▶ Data in this exercise:
┄┄┄┄┄┄┄┄┄┄┄┄┄┄┄┄┄┄┄┄

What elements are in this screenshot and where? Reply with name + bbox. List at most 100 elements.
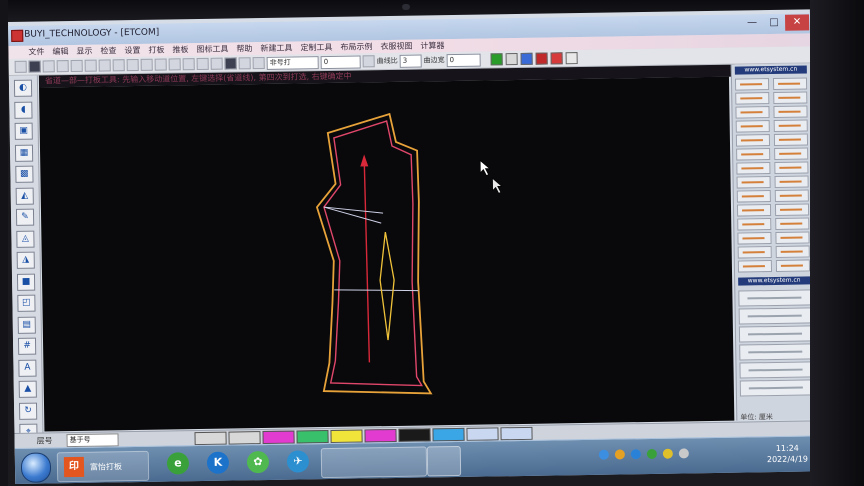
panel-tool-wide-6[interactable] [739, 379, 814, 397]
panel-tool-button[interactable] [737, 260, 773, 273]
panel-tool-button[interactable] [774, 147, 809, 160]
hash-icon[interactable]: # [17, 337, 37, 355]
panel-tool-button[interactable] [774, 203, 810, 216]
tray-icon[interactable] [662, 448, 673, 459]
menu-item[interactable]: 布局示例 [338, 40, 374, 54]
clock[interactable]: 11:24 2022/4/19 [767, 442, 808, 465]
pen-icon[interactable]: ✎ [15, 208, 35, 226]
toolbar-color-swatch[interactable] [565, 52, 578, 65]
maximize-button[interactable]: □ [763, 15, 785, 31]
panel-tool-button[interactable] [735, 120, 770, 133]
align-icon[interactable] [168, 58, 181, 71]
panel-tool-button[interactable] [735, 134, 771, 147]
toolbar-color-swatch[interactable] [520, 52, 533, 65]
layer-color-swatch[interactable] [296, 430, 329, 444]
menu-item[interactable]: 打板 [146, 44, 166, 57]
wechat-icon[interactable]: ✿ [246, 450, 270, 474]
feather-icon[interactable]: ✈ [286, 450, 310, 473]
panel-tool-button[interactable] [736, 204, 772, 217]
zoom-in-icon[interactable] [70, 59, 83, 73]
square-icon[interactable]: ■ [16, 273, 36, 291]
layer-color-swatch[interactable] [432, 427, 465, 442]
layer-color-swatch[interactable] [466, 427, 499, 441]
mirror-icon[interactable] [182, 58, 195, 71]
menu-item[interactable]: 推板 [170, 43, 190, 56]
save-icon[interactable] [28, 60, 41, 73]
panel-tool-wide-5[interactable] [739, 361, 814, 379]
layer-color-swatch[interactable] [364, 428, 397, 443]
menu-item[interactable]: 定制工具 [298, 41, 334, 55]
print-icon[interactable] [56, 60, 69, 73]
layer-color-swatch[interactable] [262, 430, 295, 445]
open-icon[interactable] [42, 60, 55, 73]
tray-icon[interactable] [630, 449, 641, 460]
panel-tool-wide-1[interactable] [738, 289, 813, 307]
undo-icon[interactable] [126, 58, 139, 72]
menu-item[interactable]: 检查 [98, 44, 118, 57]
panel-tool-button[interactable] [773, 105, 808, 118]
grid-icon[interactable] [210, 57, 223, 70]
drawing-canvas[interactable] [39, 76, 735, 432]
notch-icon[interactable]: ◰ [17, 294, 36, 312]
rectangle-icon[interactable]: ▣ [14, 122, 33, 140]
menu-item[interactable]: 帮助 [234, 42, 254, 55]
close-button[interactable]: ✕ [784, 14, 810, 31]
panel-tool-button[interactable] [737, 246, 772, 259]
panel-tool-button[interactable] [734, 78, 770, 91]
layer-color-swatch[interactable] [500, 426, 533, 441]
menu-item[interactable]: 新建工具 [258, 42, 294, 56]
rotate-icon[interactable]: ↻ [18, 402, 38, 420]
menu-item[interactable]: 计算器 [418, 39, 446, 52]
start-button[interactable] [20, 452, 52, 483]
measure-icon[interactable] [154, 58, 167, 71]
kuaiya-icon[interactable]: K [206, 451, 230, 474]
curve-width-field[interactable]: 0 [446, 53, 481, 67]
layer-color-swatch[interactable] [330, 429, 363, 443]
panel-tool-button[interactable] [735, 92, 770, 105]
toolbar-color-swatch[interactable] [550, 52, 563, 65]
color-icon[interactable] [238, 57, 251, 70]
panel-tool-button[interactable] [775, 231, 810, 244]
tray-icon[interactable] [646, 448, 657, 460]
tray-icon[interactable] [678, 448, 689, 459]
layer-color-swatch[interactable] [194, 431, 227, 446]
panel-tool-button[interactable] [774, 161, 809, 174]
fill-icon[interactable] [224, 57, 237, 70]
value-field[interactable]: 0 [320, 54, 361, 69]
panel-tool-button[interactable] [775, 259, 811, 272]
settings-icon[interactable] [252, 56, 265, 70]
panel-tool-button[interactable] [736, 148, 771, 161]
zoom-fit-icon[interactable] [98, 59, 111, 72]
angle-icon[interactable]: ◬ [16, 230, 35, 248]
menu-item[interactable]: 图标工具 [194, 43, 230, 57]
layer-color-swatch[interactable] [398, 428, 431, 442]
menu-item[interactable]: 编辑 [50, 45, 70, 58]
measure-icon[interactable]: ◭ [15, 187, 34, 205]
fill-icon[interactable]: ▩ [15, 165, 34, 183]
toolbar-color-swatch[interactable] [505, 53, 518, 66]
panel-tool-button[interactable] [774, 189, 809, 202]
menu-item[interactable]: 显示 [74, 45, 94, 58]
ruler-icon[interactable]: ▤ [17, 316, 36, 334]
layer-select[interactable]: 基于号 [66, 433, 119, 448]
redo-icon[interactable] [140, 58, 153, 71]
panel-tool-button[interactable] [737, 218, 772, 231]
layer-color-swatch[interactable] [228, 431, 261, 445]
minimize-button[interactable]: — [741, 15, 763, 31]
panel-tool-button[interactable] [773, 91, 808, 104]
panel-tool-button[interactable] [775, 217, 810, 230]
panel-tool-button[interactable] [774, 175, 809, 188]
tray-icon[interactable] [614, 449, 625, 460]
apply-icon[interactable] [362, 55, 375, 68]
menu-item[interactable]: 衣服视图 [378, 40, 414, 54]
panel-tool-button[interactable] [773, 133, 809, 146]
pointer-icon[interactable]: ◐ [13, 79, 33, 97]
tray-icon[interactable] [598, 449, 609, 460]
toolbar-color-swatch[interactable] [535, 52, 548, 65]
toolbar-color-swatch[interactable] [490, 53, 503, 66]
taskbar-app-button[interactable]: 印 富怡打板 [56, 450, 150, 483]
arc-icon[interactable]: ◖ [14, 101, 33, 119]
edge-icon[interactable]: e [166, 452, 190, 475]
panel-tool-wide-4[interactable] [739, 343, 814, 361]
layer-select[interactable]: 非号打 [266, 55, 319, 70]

┄┄┄┄┄┄┄┄┄┄┄┄┄┄┄┄┄┄┄┄

▶ Job: Retype every line of the records above without any changes, leaving out the pictures.

▶ Finished exercise:
What elements are in this screenshot and where? Reply with name + bbox. List at most 100 elements.
panel-tool-wide-6[interactable] [739, 379, 814, 397]
panel-tool-button[interactable] [737, 260, 773, 273]
panel-tool-button[interactable] [774, 147, 809, 160]
hash-icon[interactable]: # [17, 337, 37, 355]
panel-tool-button[interactable] [774, 203, 810, 216]
tray-icon[interactable] [662, 448, 673, 459]
menu-item[interactable]: 布局示例 [338, 40, 374, 54]
clock[interactable]: 11:24 2022/4/19 [767, 442, 808, 465]
pen-icon[interactable]: ✎ [15, 208, 35, 226]
toolbar-color-swatch[interactable] [565, 52, 578, 65]
maximize-button[interactable]: □ [763, 15, 785, 31]
panel-tool-button[interactable] [735, 120, 770, 133]
align-icon[interactable] [168, 58, 181, 71]
panel-tool-button[interactable] [735, 134, 771, 147]
toolbar-color-swatch[interactable] [520, 52, 533, 65]
layer-color-swatch[interactable] [296, 430, 329, 444]
menu-item[interactable]: 打板 [146, 44, 166, 57]
wechat-icon[interactable]: ✿ [246, 450, 270, 474]
feather-icon[interactable]: ✈ [286, 450, 310, 473]
panel-tool-button[interactable] [736, 204, 772, 217]
zoom-in-icon[interactable] [70, 59, 83, 73]
square-icon[interactable]: ■ [16, 273, 36, 291]
layer-color-swatch[interactable] [432, 427, 465, 442]
layer-color-swatch[interactable] [466, 427, 499, 441]
mirror-icon[interactable] [182, 58, 195, 71]
menu-item[interactable]: 推板 [170, 43, 190, 56]
save-icon[interactable] [28, 60, 41, 73]
panel-tool-wide-5[interactable] [739, 361, 814, 379]
layer-color-swatch[interactable] [364, 428, 397, 443]
menu-item[interactable]: 定制工具 [298, 41, 334, 55]
print-icon[interactable] [56, 60, 69, 73]
layer-color-swatch[interactable] [262, 430, 295, 445]
open-icon[interactable] [42, 60, 55, 73]
tray-icon[interactable] [630, 449, 641, 460]
panel-tool-wide-1[interactable] [738, 289, 813, 307]
undo-icon[interactable] [126, 58, 139, 72]
menu-item[interactable]: 检查 [98, 44, 118, 57]
panel-tool-button[interactable] [773, 105, 808, 118]
grid-icon[interactable] [210, 57, 223, 70]
drawing-canvas[interactable] [39, 76, 735, 432]
notch-icon[interactable]: ◰ [17, 294, 36, 312]
rectangle-icon[interactable]: ▣ [14, 122, 33, 140]
menu-item[interactable]: 帮助 [234, 42, 254, 55]
close-button[interactable]: ✕ [784, 14, 810, 31]
panel-tool-button[interactable] [737, 246, 772, 259]
panel-tool-button[interactable] [734, 78, 770, 91]
layer-color-swatch[interactable] [500, 426, 533, 441]
menu-item[interactable]: 新建工具 [258, 42, 294, 56]
rotate-icon[interactable]: ↻ [18, 402, 38, 420]
menu-item[interactable]: 计算器 [418, 39, 446, 52]
start-button[interactable] [20, 452, 52, 483]
measure-icon[interactable] [154, 58, 167, 71]
kuaiya-icon[interactable]: K [206, 451, 230, 474]
curve-width-field[interactable]: 0 [446, 53, 481, 67]
layer-color-swatch[interactable] [330, 429, 363, 443]
panel-tool-button[interactable] [735, 92, 770, 105]
toolbar-color-swatch[interactable] [550, 52, 563, 65]
color-icon[interactable] [238, 57, 251, 70]
panel-tool-button[interactable] [775, 231, 810, 244]
tray-icon[interactable] [646, 448, 657, 460]
tray-icon[interactable] [678, 448, 689, 459]
layer-color-swatch[interactable] [194, 431, 227, 446]
panel-tool-button[interactable] [774, 161, 809, 174]
fill-icon[interactable] [224, 57, 237, 70]
value-field[interactable]: 0 [320, 54, 361, 69]
panel-tool-button[interactable] [775, 259, 811, 272]
settings-icon[interactable] [252, 56, 265, 70]
panel-tool-button[interactable] [736, 148, 771, 161]
zoom-fit-icon[interactable] [98, 59, 111, 72]
angle-icon[interactable]: ◬ [16, 230, 35, 248]
menu-item[interactable]: 图标工具 [194, 43, 230, 57]
layer-color-swatch[interactable] [398, 428, 431, 442]
menu-item[interactable]: 编辑 [50, 45, 70, 58]
measure-icon[interactable]: ◭ [15, 187, 34, 205]
fill-icon[interactable]: ▩ [15, 165, 34, 183]
toolbar-color-swatch[interactable] [505, 53, 518, 66]
panel-tool-button[interactable] [774, 189, 809, 202]
menu-item[interactable]: 显示 [74, 45, 94, 58]
ruler-icon[interactable]: ▤ [17, 316, 36, 334]
layer-select[interactable]: 基于号 [66, 433, 119, 448]
redo-icon[interactable] [140, 58, 153, 71]
panel-tool-button[interactable] [737, 218, 772, 231]
layer-color-swatch[interactable] [228, 431, 261, 445]
minimize-button[interactable]: — [741, 15, 763, 31]
panel-tool-button[interactable] [773, 91, 808, 104]
panel-tool-button[interactable] [775, 217, 810, 230]
panel-tool-button[interactable] [774, 175, 809, 188]
tray-icon[interactable] [614, 449, 625, 460]
apply-icon[interactable] [362, 55, 375, 68]
menu-item[interactable]: 衣服视图 [378, 40, 414, 54]
panel-tool-button[interactable] [773, 133, 809, 146]
pointer-icon[interactable]: ◐ [13, 79, 33, 97]
tray-icon[interactable] [598, 449, 609, 460]
toolbar-color-swatch[interactable] [535, 52, 548, 65]
toolbar-color-swatch[interactable] [490, 53, 503, 66]
taskbar-app-button[interactable]: 印 富怡打板 [56, 450, 150, 483]
arc-icon[interactable]: ◖ [14, 101, 33, 119]
edge-icon[interactable]: e [166, 452, 190, 475]
panel-tool-wide-4[interactable] [739, 343, 814, 361]
layer-select[interactable]: 非号打 [266, 55, 319, 70]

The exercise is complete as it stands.